**Instructions to follow**
What follows is a block of records; reproduce all of it verbatim.

··· Dataset records

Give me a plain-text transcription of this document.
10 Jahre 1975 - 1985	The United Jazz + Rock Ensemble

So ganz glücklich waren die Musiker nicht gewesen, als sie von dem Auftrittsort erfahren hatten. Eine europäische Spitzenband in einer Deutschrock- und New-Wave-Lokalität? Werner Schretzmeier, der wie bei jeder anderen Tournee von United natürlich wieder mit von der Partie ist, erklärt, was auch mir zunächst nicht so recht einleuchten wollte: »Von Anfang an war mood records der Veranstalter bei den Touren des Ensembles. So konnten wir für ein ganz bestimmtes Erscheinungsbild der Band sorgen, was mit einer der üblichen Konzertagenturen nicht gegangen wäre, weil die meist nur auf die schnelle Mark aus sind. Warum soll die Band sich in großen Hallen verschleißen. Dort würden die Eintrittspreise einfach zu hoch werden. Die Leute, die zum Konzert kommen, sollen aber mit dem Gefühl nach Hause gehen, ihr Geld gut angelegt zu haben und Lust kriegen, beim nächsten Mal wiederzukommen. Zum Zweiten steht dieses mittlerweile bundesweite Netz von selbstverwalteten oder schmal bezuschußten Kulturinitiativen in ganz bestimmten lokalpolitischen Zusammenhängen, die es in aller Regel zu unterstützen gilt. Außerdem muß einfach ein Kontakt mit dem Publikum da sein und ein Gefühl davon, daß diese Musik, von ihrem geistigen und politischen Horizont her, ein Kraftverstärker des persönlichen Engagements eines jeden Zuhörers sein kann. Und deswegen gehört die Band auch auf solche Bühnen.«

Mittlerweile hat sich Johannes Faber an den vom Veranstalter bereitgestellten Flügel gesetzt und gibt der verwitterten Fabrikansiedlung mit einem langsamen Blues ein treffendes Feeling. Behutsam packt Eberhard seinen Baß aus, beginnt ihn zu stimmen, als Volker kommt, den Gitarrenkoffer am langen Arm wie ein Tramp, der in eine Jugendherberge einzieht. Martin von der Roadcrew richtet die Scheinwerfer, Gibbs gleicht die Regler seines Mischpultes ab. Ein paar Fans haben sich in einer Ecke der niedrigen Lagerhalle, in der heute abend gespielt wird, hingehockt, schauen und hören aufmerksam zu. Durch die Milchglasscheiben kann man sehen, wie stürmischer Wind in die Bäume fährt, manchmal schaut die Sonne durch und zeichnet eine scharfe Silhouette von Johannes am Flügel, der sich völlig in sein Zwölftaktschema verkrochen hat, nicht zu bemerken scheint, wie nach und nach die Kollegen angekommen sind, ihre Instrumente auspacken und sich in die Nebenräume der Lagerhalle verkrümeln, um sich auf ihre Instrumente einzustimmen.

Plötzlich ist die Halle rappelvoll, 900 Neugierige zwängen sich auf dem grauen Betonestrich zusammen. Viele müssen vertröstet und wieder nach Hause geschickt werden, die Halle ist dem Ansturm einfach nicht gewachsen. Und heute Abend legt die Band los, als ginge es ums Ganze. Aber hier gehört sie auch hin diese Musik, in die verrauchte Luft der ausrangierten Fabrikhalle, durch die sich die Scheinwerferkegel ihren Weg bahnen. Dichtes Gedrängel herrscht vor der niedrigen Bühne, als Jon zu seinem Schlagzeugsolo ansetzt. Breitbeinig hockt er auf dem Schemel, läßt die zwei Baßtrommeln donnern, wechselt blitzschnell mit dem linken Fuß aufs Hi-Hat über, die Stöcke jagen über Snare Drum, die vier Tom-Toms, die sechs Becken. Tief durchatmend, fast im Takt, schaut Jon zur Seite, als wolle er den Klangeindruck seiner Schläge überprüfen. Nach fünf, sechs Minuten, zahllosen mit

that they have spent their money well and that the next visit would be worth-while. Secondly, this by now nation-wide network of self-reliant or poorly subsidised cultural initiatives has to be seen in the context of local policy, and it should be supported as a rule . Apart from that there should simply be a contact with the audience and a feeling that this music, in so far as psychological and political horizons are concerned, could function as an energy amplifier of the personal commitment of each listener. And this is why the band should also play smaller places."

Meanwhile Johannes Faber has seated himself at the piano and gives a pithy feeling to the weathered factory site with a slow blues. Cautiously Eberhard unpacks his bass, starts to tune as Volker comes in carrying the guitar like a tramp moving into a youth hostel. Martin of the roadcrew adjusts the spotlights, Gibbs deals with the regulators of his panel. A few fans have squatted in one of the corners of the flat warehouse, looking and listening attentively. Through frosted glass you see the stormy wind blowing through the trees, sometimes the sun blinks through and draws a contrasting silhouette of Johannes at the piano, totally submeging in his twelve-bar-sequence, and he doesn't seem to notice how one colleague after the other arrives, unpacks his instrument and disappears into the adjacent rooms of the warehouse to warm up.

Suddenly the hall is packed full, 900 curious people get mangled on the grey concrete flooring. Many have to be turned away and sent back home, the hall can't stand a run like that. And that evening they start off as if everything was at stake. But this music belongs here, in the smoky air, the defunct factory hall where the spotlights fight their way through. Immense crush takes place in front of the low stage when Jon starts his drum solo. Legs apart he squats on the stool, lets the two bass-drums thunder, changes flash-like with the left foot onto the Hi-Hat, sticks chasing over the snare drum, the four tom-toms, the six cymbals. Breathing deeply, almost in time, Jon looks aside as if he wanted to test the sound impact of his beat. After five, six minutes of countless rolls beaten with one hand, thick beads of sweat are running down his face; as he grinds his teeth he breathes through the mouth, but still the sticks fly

······

**Correct result**
Give me a plain-text transcription of this document.
10 Jahre 1975 - 1985	The United Jazz + Rock Ensemble

So ganz glücklich waren die Musiker nicht gewesen, als sie von dem Auftrittsort erfahren hatten. Eine europäische Spitzenband in einer Deutschrock- und New-Wave-Lokalität? Werner Schretzmeier, der wie bei jeder anderen Tournee von United natürlich wieder mit von der Partie ist, erklärt, was auch mir zunächst nicht so recht einleuchten wollte: »Von Anfang an war mood records der Veranstalter bei den Touren des Ensembles. So konnten wir für ein ganz bestimmtes Erscheinungsbild der Band sorgen, was mit einer der üblichen Konzertagenturen nicht gegangen wäre, weil die meist nur auf die schnelle Mark aus sind. Warum soll die Band sich in großen Hallen verschleißen. Dort würden die Eintrittspreise einfach zu hoch werden. Die Leute, die zum Konzert kommen, sollen aber mit dem Gefühl nach Hause gehen, ihr Geld gut angelegt zu haben und Lust kriegen, beim nächsten Mal wiederzukommen. Zum Zweiten steht dieses mittlerweile bundesweite Netz von selbstverwalteten oder schmal bezuschußten Kulturinitiativen in ganz bestimmten lokalpolitischen Zusammenhängen, die es in aller Regel zu unterstützen gilt. Außerdem muß einfach ein Kontakt mit dem Publikum da sein und ein Gefühl davon, daß diese Musik, von ihrem geistigen und politischen Horizont her, ein Kraftverstärker des persönlichen Engagements eines jeden Zuhörers sein kann. Und deswegen gehört die Band auch auf solche Bühnen.«

Mittlerweile hat sich Johannes Faber an den vom Veranstalter bereitgestellten Flügel gesetzt und gibt der verwitterten Fabrikansiedlung mit einem langsamen Blues ein treffendes Feeling. Behutsam packt Eberhard seinen Baß aus, beginnt ihn zu stimmen, als Volker kommt, den Gitarrenkoffer am langen Arm wie ein Tramp, der in eine Jugendherberge einzieht. Martin von der Roadcrew richtet die Scheinwerfer, Gibbs gleicht die Regler seines Mischpultes ab. Ein paar Fans haben sich in einer Ecke der niedrigen Lagerhalle, in der heute abend gespielt wird, hingehockt, schauen und hören aufmerksam zu. Durch die Milchglasscheiben kann man sehen, wie stürmischer Wind in die Bäume fährt, manchmal schaut die Sonne durch und zeichnet eine scharfe Silhouette von Johannes am Flügel, der sich völlig in sein Zwölftaktschema verkrochen hat, nicht zu bemerken scheint, wie nach und nach die Kollegen angekommen sind, ihre Instrumente auspacken und sich in die Nebenräume der Lagerhalle verkrümeln, um sich auf ihre Instrumente einzustimmen.

Plötzlich ist die Halle rappelvoll, 900 Neugierige zwängen sich auf dem grauen Betonestrich zusammen. Viele müssen vertröstet und wieder nach Hause geschickt werden, die Halle ist dem Ansturm einfach nicht gewachsen. Und heute Abend legt die Band los, als ginge es ums Ganze. Aber hier gehört sie auch hin diese Musik, in die verrauchte Luft der ausrangierten Fabrikhalle, durch die sich die Scheinwerferkegel ihren Weg bahnen. Dichtes Gedrängel herrscht vor der niedrigen Bühne, als Jon zu seinem Schlagzeugsolo ansetzt. Breitbeinig hockt er auf dem Schemel, läßt die zwei Baßtrommeln donnern, wechselt blitzschnell mit dem linken Fuß aufs Hi-Hat über, die Stöcke jagen über Snare Drum, die vier Tom-Toms, die sechs Becken. Tief durchatmend, fast im Takt, schaut Jon zur Seite, als wolle er den Klangeindruck seiner Schläge überprüfen. Nach fünf, sechs Minuten, zahllosen mit

that they have spent their money well and that the next visit would be worth-while. Secondly, this by now nation-wide network of self-reliant or poorly subsidised cultural initiatives has to be seen in the context of local policy, and it should be supported as a rule . Apart from that there should simply be a contact with the audience and a feeling that this music, in so far as psychological and political horizons are concerned, could function as an energy amplifier of the personal commitment of each listener. And this is why the band should also play smaller places."

Meanwhile Johannes Faber has seated himself at the piano and gives a pithy feeling to the weathered factory site with a slow blues. Cautiously Eberhard unpacks his bass, starts to tune as Volker comes in carrying the guitar like a tramp moving into a youth hostel. Martin of the roadcrew adjusts the spotlights, Gibbs deals with the regulators of his panel. A few fans have squatted in one of the corners of the flat warehouse, looking and listening attentively. Through frosted glass you see the stormy wind blowing through the trees, sometimes the sun blinks through and draws a contrasting silhouette of Johannes at the piano, totally submeging in his twelve-bar-sequence, and he doesn't seem to notice how one colleague after the other arrives, unpacks his instrument and disappears into the adjacent rooms of the warehouse to warm up.

Suddenly the hall is packed full, 900 curious people get mangled on the grey concrete flooring. Many have to be turned away and sent back home, the hall can't stand a run like that. And that evening they start off as if everything was at stake. But this music belongs here, in the smoky air, the defunct factory hall where the spotlights fight their way through. Immense crush takes place in front of the low stage when Jon starts his drum solo. Legs apart he squats on the stool, lets the two bass-drums thunder, changes flash-like with the left foot onto the Hi-Hat, sticks chasing over the snare drum, the four tom-toms, the six cymbals. Breathing deeply, almost in time, Jon looks aside as if he wanted to test the sound impact of his beat. After five, six minutes of countless rolls beaten with one hand, thick beads of sweat are running down his face; as he grinds his teeth he breathes through the mouth, but still the sticks fly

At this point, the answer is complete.